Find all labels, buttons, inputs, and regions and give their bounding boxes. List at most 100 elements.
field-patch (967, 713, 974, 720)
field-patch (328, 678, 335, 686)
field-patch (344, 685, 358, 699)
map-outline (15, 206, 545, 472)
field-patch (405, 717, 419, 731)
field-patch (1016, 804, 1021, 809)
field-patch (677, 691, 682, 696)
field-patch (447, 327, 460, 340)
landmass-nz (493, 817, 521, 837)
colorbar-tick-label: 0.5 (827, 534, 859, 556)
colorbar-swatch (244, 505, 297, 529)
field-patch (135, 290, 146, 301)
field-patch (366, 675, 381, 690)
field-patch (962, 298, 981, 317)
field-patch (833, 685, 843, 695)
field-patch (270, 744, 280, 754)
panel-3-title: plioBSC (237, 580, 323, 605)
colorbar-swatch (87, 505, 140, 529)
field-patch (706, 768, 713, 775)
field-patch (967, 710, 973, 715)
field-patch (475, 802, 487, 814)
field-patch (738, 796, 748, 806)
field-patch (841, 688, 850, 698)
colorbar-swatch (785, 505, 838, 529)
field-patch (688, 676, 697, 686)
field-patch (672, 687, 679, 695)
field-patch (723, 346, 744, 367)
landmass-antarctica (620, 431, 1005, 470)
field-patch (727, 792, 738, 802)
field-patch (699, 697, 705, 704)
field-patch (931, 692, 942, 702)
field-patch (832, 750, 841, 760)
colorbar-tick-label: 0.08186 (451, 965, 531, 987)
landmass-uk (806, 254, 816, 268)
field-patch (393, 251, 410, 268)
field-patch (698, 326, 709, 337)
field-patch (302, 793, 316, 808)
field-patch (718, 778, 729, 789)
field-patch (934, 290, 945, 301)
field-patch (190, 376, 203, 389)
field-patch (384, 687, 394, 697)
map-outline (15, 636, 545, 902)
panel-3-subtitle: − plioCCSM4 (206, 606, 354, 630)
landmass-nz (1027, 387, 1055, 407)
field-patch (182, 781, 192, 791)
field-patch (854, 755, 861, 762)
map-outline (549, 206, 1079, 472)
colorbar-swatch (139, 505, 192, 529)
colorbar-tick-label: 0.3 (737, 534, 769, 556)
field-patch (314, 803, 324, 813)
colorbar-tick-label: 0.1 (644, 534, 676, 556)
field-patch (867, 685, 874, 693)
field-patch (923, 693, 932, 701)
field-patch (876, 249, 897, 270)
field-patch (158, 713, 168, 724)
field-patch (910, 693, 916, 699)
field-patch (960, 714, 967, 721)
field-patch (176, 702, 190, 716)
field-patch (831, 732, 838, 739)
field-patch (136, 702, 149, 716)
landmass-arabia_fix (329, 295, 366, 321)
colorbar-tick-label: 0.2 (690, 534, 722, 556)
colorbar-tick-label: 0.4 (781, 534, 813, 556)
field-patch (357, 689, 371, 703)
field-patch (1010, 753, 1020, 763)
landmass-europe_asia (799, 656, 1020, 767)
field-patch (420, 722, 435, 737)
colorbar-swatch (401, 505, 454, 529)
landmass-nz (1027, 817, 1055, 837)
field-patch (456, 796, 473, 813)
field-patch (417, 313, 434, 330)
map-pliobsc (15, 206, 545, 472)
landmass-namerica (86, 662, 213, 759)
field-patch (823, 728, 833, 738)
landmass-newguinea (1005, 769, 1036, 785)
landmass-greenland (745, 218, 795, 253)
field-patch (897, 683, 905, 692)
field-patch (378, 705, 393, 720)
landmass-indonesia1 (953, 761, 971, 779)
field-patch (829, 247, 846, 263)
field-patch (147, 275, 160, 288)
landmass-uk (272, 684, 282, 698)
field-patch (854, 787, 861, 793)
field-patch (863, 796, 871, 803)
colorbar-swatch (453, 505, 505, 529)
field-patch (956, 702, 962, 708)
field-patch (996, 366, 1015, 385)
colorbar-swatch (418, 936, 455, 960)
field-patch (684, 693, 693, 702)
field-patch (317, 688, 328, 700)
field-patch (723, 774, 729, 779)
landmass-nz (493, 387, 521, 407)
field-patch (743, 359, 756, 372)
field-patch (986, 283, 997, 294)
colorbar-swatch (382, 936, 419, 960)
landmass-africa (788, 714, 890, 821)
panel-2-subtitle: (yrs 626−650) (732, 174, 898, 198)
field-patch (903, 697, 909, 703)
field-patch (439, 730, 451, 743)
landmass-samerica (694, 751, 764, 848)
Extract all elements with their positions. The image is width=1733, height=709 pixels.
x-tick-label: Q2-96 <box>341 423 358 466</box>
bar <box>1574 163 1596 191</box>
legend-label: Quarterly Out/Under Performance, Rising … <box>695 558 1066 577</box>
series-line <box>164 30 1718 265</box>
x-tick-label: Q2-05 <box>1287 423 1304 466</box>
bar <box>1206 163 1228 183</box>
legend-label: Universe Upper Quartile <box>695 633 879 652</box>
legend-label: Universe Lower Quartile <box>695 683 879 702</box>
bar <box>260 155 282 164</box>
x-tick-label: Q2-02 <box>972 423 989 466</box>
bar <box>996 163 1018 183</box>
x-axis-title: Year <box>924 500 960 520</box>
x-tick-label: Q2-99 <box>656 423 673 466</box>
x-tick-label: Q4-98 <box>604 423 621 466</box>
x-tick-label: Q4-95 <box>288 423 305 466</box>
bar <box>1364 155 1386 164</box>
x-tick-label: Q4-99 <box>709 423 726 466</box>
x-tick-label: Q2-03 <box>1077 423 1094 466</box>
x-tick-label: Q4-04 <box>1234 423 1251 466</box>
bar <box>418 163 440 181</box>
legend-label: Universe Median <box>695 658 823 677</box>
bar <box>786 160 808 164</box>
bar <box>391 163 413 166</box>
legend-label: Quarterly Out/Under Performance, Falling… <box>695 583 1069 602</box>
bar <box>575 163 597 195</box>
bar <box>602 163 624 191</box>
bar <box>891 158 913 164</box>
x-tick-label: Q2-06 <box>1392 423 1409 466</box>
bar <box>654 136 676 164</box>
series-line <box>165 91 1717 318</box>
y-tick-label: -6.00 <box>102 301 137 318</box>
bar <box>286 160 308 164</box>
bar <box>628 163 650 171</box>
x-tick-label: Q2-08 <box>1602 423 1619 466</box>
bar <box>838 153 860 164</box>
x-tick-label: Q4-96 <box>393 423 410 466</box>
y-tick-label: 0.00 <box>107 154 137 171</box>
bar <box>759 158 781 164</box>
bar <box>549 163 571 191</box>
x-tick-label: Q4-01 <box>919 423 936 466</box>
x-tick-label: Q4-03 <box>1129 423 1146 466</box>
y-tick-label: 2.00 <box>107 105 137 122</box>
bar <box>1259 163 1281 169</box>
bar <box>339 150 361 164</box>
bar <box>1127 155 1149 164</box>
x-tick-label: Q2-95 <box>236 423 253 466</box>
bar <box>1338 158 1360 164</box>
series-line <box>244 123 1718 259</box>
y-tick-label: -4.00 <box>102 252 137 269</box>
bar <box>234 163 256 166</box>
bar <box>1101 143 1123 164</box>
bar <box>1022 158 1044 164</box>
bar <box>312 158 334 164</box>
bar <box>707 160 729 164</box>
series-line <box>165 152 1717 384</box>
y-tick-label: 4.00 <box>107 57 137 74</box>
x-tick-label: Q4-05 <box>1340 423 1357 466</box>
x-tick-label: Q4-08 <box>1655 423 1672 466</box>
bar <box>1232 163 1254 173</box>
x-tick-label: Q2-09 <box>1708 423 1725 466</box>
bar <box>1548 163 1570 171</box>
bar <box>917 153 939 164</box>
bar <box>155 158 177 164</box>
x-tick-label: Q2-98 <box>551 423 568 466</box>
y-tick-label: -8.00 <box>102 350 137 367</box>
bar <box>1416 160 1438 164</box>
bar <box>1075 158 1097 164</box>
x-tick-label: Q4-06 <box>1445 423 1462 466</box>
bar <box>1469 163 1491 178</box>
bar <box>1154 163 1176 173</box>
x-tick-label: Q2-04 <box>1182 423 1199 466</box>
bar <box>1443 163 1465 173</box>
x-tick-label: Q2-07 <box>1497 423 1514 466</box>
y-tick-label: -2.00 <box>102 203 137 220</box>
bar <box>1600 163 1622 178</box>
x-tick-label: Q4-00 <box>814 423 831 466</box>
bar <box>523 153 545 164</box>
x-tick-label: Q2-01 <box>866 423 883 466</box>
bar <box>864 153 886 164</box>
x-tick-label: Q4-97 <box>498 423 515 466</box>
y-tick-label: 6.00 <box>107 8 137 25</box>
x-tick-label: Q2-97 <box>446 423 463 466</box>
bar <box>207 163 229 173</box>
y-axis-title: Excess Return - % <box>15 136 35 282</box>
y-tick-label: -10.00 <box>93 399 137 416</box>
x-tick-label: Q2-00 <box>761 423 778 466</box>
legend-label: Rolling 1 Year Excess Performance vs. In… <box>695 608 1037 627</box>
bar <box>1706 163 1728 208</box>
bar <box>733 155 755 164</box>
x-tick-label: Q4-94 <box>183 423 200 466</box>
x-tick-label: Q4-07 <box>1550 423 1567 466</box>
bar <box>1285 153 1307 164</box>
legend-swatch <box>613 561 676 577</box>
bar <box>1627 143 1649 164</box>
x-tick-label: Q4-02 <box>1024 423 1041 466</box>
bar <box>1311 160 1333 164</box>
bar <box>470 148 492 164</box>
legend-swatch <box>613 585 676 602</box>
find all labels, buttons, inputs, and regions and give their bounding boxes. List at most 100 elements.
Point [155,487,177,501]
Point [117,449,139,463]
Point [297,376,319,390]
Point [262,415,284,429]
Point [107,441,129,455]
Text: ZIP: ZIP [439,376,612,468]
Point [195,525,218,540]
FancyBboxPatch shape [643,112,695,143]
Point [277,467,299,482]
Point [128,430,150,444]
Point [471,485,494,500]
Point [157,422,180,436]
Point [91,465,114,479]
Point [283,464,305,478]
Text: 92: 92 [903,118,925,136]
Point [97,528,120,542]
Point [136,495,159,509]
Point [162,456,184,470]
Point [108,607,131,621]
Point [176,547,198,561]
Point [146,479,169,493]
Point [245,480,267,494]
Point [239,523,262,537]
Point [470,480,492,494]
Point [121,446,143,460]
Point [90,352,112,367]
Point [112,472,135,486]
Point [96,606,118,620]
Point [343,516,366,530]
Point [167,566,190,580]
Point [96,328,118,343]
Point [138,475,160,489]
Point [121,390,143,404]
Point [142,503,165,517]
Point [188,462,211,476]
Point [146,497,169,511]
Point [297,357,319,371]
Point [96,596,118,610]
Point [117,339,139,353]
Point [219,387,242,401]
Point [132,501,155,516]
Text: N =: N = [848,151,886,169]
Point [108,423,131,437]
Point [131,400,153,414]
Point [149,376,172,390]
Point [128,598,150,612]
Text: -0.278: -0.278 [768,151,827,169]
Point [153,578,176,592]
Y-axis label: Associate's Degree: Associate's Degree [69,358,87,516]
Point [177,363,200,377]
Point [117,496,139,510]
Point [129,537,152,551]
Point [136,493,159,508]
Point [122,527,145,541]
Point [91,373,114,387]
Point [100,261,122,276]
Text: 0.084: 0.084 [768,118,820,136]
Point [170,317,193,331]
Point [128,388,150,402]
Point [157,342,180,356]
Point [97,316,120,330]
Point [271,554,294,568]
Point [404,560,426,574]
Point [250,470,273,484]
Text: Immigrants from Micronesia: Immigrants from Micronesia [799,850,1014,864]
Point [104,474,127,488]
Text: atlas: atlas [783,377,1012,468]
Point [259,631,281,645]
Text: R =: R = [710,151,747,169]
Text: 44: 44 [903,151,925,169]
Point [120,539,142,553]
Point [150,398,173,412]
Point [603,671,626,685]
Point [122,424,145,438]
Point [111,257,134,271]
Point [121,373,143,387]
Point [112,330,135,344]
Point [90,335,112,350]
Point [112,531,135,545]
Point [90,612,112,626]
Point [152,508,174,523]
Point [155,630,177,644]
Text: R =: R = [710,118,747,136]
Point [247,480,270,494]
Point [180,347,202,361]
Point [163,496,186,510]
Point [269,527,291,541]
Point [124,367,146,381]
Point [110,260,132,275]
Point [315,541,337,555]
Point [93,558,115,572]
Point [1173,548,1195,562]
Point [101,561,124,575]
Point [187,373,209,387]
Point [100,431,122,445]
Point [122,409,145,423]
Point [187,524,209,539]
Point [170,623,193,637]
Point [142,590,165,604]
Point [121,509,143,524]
━━━━━━━━
- **PROBLEM STATEMENT**
Copy the data word for word from its first line through the line that contains "field-patch (688, 676, 697, 686)", including both of those lines.

- **OUTPUT FOR THIS TASK**
Find all labels, buttons, inputs, and regions and give their bounding boxes. List at most 100 elements.
field-patch (967, 713, 974, 720)
field-patch (328, 678, 335, 686)
field-patch (344, 685, 358, 699)
map-outline (15, 206, 545, 472)
field-patch (405, 717, 419, 731)
field-patch (1016, 804, 1021, 809)
field-patch (677, 691, 682, 696)
field-patch (447, 327, 460, 340)
landmass-nz (493, 817, 521, 837)
colorbar-tick-label: 0.5 (827, 534, 859, 556)
colorbar-swatch (244, 505, 297, 529)
field-patch (135, 290, 146, 301)
field-patch (366, 675, 381, 690)
field-patch (962, 298, 981, 317)
field-patch (833, 685, 843, 695)
field-patch (270, 744, 280, 754)
panel-3-title: plioBSC (237, 580, 323, 605)
colorbar-swatch (87, 505, 140, 529)
field-patch (706, 768, 713, 775)
field-patch (967, 710, 973, 715)
field-patch (475, 802, 487, 814)
field-patch (738, 796, 748, 806)
field-patch (841, 688, 850, 698)
colorbar-swatch (785, 505, 838, 529)
field-patch (688, 676, 697, 686)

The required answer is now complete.